**Task details**:
Reproduce the entire listing word for word.

## Start Dataset extract

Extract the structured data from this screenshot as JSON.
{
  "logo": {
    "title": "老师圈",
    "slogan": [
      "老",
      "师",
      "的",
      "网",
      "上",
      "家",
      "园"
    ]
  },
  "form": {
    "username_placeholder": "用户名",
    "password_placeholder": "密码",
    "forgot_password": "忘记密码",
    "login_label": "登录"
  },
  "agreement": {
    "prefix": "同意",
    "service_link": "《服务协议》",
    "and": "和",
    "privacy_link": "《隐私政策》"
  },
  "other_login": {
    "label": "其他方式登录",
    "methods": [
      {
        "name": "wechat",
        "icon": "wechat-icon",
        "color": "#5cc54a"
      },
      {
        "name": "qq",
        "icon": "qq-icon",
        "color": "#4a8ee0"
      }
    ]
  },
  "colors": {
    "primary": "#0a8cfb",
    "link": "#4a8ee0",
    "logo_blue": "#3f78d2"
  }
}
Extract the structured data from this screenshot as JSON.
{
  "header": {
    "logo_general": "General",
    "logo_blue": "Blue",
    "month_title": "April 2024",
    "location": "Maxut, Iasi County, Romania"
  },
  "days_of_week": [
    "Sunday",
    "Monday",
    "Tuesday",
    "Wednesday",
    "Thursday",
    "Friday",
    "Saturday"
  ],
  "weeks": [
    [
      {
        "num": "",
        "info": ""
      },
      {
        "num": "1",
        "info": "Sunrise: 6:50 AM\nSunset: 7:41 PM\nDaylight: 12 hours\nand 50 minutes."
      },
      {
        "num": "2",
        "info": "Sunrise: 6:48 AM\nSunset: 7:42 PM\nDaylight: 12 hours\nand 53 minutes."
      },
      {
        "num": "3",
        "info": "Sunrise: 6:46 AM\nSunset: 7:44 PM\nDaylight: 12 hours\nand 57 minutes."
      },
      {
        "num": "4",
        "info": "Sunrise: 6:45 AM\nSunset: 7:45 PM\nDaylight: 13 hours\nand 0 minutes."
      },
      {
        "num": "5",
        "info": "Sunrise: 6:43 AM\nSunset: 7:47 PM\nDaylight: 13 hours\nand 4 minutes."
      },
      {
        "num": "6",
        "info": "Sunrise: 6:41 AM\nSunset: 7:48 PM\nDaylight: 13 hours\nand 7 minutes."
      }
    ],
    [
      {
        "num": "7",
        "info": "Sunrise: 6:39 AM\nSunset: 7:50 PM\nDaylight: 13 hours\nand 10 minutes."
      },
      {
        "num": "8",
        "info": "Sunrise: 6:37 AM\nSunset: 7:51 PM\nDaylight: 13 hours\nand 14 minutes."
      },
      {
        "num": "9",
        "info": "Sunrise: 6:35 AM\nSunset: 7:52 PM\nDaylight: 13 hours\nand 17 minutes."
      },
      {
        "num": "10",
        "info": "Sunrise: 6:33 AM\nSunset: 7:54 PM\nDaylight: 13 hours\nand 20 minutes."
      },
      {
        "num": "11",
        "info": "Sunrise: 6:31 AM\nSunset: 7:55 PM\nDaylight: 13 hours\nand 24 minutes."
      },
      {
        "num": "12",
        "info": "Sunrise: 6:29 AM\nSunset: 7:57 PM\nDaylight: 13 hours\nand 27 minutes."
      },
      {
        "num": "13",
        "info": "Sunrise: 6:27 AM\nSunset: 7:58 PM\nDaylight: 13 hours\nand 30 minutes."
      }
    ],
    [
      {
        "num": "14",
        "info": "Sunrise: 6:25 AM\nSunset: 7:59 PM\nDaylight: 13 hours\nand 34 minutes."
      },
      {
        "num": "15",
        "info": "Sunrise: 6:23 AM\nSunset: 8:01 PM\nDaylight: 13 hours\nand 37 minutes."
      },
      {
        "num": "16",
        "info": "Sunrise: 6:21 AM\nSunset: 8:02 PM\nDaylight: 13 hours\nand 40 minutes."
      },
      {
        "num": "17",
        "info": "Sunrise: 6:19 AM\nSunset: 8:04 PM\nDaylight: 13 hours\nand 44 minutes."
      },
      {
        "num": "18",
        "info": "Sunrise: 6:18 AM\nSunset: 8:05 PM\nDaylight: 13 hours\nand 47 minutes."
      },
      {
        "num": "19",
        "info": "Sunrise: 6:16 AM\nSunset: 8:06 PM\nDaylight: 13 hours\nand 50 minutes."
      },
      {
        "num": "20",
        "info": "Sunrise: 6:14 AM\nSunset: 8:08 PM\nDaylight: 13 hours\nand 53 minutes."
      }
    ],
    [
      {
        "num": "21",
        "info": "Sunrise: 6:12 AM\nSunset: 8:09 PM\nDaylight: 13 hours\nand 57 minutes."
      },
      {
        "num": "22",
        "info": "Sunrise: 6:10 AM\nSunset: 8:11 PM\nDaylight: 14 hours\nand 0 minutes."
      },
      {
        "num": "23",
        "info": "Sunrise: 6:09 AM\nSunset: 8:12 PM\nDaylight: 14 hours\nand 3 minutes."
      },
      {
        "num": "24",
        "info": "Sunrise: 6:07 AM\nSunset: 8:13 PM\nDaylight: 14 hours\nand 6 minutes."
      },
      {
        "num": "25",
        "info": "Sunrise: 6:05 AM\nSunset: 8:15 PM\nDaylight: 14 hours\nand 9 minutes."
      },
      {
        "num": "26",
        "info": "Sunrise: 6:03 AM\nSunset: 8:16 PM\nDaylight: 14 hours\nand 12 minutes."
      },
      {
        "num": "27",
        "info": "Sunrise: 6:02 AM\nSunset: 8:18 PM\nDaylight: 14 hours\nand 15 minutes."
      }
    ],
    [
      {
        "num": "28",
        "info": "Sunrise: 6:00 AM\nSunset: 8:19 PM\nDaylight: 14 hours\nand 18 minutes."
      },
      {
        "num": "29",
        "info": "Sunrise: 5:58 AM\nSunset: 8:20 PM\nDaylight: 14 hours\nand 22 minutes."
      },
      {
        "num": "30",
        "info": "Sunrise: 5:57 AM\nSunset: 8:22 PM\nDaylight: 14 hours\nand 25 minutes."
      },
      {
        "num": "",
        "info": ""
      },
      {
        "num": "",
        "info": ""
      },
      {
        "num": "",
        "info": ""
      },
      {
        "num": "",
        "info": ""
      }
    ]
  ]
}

## End Dataset extract

**Expected answer**:
Extract the structured data from this screenshot as JSON.
{
  "logo": {
    "title": "老师圈",
    "slogan": [
      "老",
      "师",
      "的",
      "网",
      "上",
      "家",
      "园"
    ]
  },
  "form": {
    "username_placeholder": "用户名",
    "password_placeholder": "密码",
    "forgot_password": "忘记密码",
    "login_label": "登录"
  },
  "agreement": {
    "prefix": "同意",
    "service_link": "《服务协议》",
    "and": "和",
    "privacy_link": "《隐私政策》"
  },
  "other_login": {
    "label": "其他方式登录",
    "methods": [
      {
        "name": "wechat",
        "icon": "wechat-icon",
        "color": "#5cc54a"
      },
      {
        "name": "qq",
        "icon": "qq-icon",
        "color": "#4a8ee0"
      }
    ]
  },
  "colors": {
    "primary": "#0a8cfb",
    "link": "#4a8ee0",
    "logo_blue": "#3f78d2"
  }
}
Extract the structured data from this screenshot as JSON.
{
  "header": {
    "logo_general": "General",
    "logo_blue": "Blue",
    "month_title": "April 2024",
    "location": "Maxut, Iasi County, Romania"
  },
  "days_of_week": [
    "Sunday",
    "Monday",
    "Tuesday",
    "Wednesday",
    "Thursday",
    "Friday",
    "Saturday"
  ],
  "weeks": [
    [
      {
        "num": "",
        "info": ""
      },
      {
        "num": "1",
        "info": "Sunrise: 6:50 AM\nSunset: 7:41 PM\nDaylight: 12 hours\nand 50 minutes."
      },
      {
        "num": "2",
        "info": "Sunrise: 6:48 AM\nSunset: 7:42 PM\nDaylight: 12 hours\nand 53 minutes."
      },
      {
        "num": "3",
        "info": "Sunrise: 6:46 AM\nSunset: 7:44 PM\nDaylight: 12 hours\nand 57 minutes."
      },
      {
        "num": "4",
        "info": "Sunrise: 6:45 AM\nSunset: 7:45 PM\nDaylight: 13 hours\nand 0 minutes."
      },
      {
        "num": "5",
        "info": "Sunrise: 6:43 AM\nSunset: 7:47 PM\nDaylight: 13 hours\nand 4 minutes."
      },
      {
        "num": "6",
        "info": "Sunrise: 6:41 AM\nSunset: 7:48 PM\nDaylight: 13 hours\nand 7 minutes."
      }
    ],
    [
      {
        "num": "7",
        "info": "Sunrise: 6:39 AM\nSunset: 7:50 PM\nDaylight: 13 hours\nand 10 minutes."
      },
      {
        "num": "8",
        "info": "Sunrise: 6:37 AM\nSunset: 7:51 PM\nDaylight: 13 hours\nand 14 minutes."
      },
      {
        "num": "9",
        "info": "Sunrise: 6:35 AM\nSunset: 7:52 PM\nDaylight: 13 hours\nand 17 minutes."
      },
      {
        "num": "10",
        "info": "Sunrise: 6:33 AM\nSunset: 7:54 PM\nDaylight: 13 hours\nand 20 minutes."
      },
      {
        "num": "11",
        "info": "Sunrise: 6:31 AM\nSunset: 7:55 PM\nDaylight: 13 hours\nand 24 minutes."
      },
      {
        "num": "12",
        "info": "Sunrise: 6:29 AM\nSunset: 7:57 PM\nDaylight: 13 hours\nand 27 minutes."
      },
      {
        "num": "13",
        "info": "Sunrise: 6:27 AM\nSunset: 7:58 PM\nDaylight: 13 hours\nand 30 minutes."
      }
    ],
    [
      {
        "num": "14",
        "info": "Sunrise: 6:25 AM\nSunset: 7:59 PM\nDaylight: 13 hours\nand 34 minutes."
      },
      {
        "num": "15",
        "info": "Sunrise: 6:23 AM\nSunset: 8:01 PM\nDaylight: 13 hours\nand 37 minutes."
      },
      {
        "num": "16",
        "info": "Sunrise: 6:21 AM\nSunset: 8:02 PM\nDaylight: 13 hours\nand 40 minutes."
      },
      {
        "num": "17",
        "info": "Sunrise: 6:19 AM\nSunset: 8:04 PM\nDaylight: 13 hours\nand 44 minutes."
      },
      {
        "num": "18",
        "info": "Sunrise: 6:18 AM\nSunset: 8:05 PM\nDaylight: 13 hours\nand 47 minutes."
      },
      {
        "num": "19",
        "info": "Sunrise: 6:16 AM\nSunset: 8:06 PM\nDaylight: 13 hours\nand 50 minutes."
      },
      {
        "num": "20",
        "info": "Sunrise: 6:14 AM\nSunset: 8:08 PM\nDaylight: 13 hours\nand 53 minutes."
      }
    ],
    [
      {
        "num": "21",
        "info": "Sunrise: 6:12 AM\nSunset: 8:09 PM\nDaylight: 13 hours\nand 57 minutes."
      },
      {
        "num": "22",
        "info": "Sunrise: 6:10 AM\nSunset: 8:11 PM\nDaylight: 14 hours\nand 0 minutes."
      },
      {
        "num": "23",
        "info": "Sunrise: 6:09 AM\nSunset: 8:12 PM\nDaylight: 14 hours\nand 3 minutes."
      },
      {
        "num": "24",
        "info": "Sunrise: 6:07 AM\nSunset: 8:13 PM\nDaylight: 14 hours\nand 6 minutes."
      },
      {
        "num": "25",
        "info": "Sunrise: 6:05 AM\nSunset: 8:15 PM\nDaylight: 14 hours\nand 9 minutes."
      },
      {
        "num": "26",
        "info": "Sunrise: 6:03 AM\nSunset: 8:16 PM\nDaylight: 14 hours\nand 12 minutes."
      },
      {
        "num": "27",
        "info": "Sunrise: 6:02 AM\nSunset: 8:18 PM\nDaylight: 14 hours\nand 15 minutes."
      }
    ],
    [
      {
        "num": "28",
        "info": "Sunrise: 6:00 AM\nSunset: 8:19 PM\nDaylight: 14 hours\nand 18 minutes."
      },
      {
        "num": "29",
        "info": "Sunrise: 5:58 AM\nSunset: 8:20 PM\nDaylight: 14 hours\nand 22 minutes."
      },
      {
        "num": "30",
        "info": "Sunrise: 5:57 AM\nSunset: 8:22 PM\nDaylight: 14 hours\nand 25 minutes."
      },
      {
        "num": "",
        "info": ""
      },
      {
        "num": "",
        "info": ""
      },
      {
        "num": "",
        "info": ""
      },
      {
        "num": "",
        "info": ""
      }
    ]
  ]
}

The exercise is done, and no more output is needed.